● **WORK TO DO**
Copy out verbatim the stretch of the material below from its start through the line containing "row-label-text: Adventures: [103, 554, 238, 593]", with both ends included.

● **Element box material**
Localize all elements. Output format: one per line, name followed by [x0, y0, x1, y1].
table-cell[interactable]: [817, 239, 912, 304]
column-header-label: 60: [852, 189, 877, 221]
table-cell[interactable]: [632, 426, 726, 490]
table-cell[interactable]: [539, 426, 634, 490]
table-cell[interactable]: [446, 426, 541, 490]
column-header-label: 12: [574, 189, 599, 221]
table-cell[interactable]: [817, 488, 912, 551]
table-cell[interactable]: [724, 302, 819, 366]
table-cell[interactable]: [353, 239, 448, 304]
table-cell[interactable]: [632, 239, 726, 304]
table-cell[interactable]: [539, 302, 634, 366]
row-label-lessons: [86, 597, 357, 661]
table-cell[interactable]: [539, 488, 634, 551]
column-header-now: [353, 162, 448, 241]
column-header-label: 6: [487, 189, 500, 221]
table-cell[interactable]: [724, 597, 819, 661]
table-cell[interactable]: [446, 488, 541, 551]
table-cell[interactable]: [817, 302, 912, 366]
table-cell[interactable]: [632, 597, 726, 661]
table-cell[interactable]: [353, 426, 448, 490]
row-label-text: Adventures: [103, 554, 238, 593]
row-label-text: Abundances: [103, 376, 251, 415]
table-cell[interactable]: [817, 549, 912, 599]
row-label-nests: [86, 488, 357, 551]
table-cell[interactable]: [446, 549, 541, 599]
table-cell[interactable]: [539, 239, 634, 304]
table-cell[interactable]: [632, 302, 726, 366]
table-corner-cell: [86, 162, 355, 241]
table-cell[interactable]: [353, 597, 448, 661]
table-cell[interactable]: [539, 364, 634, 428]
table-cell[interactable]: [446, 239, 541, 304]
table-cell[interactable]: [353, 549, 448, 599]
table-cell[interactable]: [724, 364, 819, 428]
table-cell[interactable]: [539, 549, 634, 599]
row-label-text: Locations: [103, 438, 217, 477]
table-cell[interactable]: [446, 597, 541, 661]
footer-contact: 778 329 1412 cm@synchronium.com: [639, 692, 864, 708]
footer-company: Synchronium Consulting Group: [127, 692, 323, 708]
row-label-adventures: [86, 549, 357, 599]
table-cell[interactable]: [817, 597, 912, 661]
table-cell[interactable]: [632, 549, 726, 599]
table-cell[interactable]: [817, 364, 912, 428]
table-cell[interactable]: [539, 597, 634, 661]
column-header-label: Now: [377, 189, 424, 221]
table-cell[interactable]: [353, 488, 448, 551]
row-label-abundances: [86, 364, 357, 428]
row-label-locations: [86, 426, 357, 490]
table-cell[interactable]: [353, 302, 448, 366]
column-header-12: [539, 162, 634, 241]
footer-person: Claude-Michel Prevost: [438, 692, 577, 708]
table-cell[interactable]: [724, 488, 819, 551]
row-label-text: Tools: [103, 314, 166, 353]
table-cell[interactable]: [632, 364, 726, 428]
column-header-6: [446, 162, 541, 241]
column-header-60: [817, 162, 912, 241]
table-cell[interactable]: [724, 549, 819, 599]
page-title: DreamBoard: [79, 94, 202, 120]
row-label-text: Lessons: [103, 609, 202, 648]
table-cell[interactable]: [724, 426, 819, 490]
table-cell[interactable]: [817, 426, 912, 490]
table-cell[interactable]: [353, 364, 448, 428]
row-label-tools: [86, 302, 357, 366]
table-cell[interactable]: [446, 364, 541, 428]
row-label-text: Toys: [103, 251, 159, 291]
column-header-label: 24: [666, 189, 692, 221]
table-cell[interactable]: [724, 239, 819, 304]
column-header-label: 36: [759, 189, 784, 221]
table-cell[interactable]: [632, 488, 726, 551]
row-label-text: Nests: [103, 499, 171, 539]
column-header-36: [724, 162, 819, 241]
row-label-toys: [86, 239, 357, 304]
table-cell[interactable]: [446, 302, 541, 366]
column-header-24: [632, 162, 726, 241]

● **RESPONSE FOR THIS EXERCISE**
Localize all elements. Output format: one per line, name followed by [x0, y0, x1, y1].
table-cell[interactable]: [817, 239, 912, 304]
column-header-label: 60: [852, 189, 877, 221]
table-cell[interactable]: [632, 426, 726, 490]
table-cell[interactable]: [539, 426, 634, 490]
table-cell[interactable]: [446, 426, 541, 490]
column-header-label: 12: [574, 189, 599, 221]
table-cell[interactable]: [817, 488, 912, 551]
table-cell[interactable]: [724, 302, 819, 366]
table-cell[interactable]: [353, 239, 448, 304]
table-cell[interactable]: [632, 239, 726, 304]
table-cell[interactable]: [539, 302, 634, 366]
row-label-lessons: [86, 597, 357, 661]
table-cell[interactable]: [539, 488, 634, 551]
column-header-now: [353, 162, 448, 241]
column-header-label: 6: [487, 189, 500, 221]
table-cell[interactable]: [724, 597, 819, 661]
table-cell[interactable]: [446, 488, 541, 551]
table-cell[interactable]: [817, 302, 912, 366]
table-cell[interactable]: [632, 597, 726, 661]
table-cell[interactable]: [353, 426, 448, 490]
row-label-text: Adventures: [103, 554, 238, 593]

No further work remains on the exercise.